# What to do
Identify every line containing the word "thumb" and reproduce each one.

[Some records]
========================================

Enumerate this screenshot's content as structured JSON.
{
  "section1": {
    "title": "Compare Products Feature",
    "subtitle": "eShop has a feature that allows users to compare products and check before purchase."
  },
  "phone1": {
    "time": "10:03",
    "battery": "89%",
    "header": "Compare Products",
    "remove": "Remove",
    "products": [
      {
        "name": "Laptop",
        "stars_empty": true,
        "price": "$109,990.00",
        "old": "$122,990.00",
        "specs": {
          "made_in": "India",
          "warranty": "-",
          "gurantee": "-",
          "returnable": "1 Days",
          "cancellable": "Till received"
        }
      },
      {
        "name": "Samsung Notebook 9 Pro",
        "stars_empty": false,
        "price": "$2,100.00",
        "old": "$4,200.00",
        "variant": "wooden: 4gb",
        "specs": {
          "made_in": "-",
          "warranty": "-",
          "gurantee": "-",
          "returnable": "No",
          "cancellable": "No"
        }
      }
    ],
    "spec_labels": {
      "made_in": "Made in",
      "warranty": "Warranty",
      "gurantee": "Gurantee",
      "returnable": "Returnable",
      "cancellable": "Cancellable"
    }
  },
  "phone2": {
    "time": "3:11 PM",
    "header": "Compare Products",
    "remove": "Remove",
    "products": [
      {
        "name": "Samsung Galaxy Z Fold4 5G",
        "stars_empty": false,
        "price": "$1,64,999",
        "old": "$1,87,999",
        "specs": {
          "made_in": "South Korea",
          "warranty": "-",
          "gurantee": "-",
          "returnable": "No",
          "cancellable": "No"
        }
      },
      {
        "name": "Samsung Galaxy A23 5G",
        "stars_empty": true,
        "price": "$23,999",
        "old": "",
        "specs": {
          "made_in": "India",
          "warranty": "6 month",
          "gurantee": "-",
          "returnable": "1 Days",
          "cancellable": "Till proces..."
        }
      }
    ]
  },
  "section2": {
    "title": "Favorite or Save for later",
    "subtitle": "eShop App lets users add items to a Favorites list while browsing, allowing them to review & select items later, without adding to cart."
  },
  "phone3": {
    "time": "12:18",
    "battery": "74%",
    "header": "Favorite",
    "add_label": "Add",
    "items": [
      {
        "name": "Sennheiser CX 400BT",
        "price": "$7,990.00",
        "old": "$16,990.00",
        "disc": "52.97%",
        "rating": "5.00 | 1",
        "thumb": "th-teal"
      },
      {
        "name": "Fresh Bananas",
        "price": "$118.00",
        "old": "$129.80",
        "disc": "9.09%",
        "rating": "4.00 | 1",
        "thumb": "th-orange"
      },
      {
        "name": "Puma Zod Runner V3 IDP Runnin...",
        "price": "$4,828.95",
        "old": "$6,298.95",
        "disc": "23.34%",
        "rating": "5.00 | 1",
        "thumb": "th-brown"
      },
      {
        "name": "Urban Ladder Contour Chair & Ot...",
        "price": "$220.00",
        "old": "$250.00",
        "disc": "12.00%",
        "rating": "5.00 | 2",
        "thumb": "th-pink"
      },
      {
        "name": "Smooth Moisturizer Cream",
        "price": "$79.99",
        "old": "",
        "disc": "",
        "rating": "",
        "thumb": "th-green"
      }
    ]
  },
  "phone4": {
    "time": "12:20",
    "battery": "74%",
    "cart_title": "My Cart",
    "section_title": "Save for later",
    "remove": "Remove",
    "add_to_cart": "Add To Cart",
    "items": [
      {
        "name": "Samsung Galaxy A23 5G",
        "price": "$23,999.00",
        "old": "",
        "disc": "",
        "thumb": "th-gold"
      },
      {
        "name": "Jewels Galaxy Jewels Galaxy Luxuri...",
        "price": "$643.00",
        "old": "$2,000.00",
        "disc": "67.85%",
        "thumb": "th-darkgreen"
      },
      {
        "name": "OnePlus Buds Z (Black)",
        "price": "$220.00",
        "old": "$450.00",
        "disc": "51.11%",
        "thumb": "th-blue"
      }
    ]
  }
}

========================================

# Task output
        "thumb": "th-teal"
        "thumb": "th-orange"
        "thumb": "th-brown"
        "thumb": "th-pink"
        "thumb": "th-green"
        "thumb": "th-gold"
        "thumb": "th-darkgreen"
        "thumb": "th-blue"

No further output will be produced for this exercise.